* _Exercise details_
Provide the records once more, identical to the original.

* _Entries provided_

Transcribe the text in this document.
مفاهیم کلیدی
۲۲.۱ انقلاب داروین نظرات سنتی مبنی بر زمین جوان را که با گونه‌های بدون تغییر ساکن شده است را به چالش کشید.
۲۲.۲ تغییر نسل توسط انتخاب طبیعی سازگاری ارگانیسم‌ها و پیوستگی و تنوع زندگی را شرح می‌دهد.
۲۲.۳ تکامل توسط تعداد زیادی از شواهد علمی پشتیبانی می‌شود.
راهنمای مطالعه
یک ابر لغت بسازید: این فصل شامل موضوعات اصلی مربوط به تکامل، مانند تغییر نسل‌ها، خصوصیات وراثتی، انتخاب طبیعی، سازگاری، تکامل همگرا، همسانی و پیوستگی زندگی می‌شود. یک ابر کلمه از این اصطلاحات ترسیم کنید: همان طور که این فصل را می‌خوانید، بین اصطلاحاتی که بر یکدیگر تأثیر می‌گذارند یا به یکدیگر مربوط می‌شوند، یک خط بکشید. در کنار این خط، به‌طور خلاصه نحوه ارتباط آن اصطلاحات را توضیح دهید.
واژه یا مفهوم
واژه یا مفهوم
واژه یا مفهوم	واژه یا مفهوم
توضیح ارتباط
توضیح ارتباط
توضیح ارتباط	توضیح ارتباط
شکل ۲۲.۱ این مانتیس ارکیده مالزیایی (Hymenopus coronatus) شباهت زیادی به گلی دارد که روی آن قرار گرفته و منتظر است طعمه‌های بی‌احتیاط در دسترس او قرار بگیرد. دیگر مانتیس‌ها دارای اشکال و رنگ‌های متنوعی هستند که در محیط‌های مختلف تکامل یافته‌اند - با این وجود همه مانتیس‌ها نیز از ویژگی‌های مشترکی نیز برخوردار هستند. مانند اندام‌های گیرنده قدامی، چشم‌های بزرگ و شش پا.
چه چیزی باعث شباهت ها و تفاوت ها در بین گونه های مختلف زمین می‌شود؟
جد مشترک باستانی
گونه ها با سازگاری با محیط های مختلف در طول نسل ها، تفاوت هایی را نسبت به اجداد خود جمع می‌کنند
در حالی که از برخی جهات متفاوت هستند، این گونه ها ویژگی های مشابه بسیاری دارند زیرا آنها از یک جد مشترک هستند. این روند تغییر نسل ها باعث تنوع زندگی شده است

* _Task result_
Transcribe the text in this document.
مفاهیم کلیدی
۲۲.۱ انقلاب داروین نظرات سنتی مبنی بر زمین جوان را که با گونه‌های بدون تغییر ساکن شده است را به چالش کشید.
۲۲.۲ تغییر نسل توسط انتخاب طبیعی سازگاری ارگانیسم‌ها و پیوستگی و تنوع زندگی را شرح می‌دهد.
۲۲.۳ تکامل توسط تعداد زیادی از شواهد علمی پشتیبانی می‌شود.
راهنمای مطالعه
یک ابر لغت بسازید: این فصل شامل موضوعات اصلی مربوط به تکامل، مانند تغییر نسل‌ها، خصوصیات وراثتی، انتخاب طبیعی، سازگاری، تکامل همگرا، همسانی و پیوستگی زندگی می‌شود. یک ابر کلمه از این اصطلاحات ترسیم کنید: همان طور که این فصل را می‌خوانید، بین اصطلاحاتی که بر یکدیگر تأثیر می‌گذارند یا به یکدیگر مربوط می‌شوند، یک خط بکشید. در کنار این خط، به‌طور خلاصه نحوه ارتباط آن اصطلاحات را توضیح دهید.
واژه یا مفهوم
واژه یا مفهوم
واژه یا مفهوم	واژه یا مفهوم
توضیح ارتباط
توضیح ارتباط
توضیح ارتباط	توضیح ارتباط
شکل ۲۲.۱ این مانتیس ارکیده مالزیایی (Hymenopus coronatus) شباهت زیادی به گلی دارد که روی آن قرار گرفته و منتظر است طعمه‌های بی‌احتیاط در دسترس او قرار بگیرد. دیگر مانتیس‌ها دارای اشکال و رنگ‌های متنوعی هستند که در محیط‌های مختلف تکامل یافته‌اند - با این وجود همه مانتیس‌ها نیز از ویژگی‌های مشترکی نیز برخوردار هستند. مانند اندام‌های گیرنده قدامی، چشم‌های بزرگ و شش پا.
چه چیزی باعث شباهت ها و تفاوت ها در بین گونه های مختلف زمین می‌شود؟
جد مشترک باستانی
گونه ها با سازگاری با محیط های مختلف در طول نسل ها، تفاوت هایی را نسبت به اجداد خود جمع می‌کنند
در حالی که از برخی جهات متفاوت هستند، این گونه ها ویژگی های مشابه بسیاری دارند زیرا آنها از یک جد مشترک هستند. این روند تغییر نسل ها باعث تنوع زندگی شده است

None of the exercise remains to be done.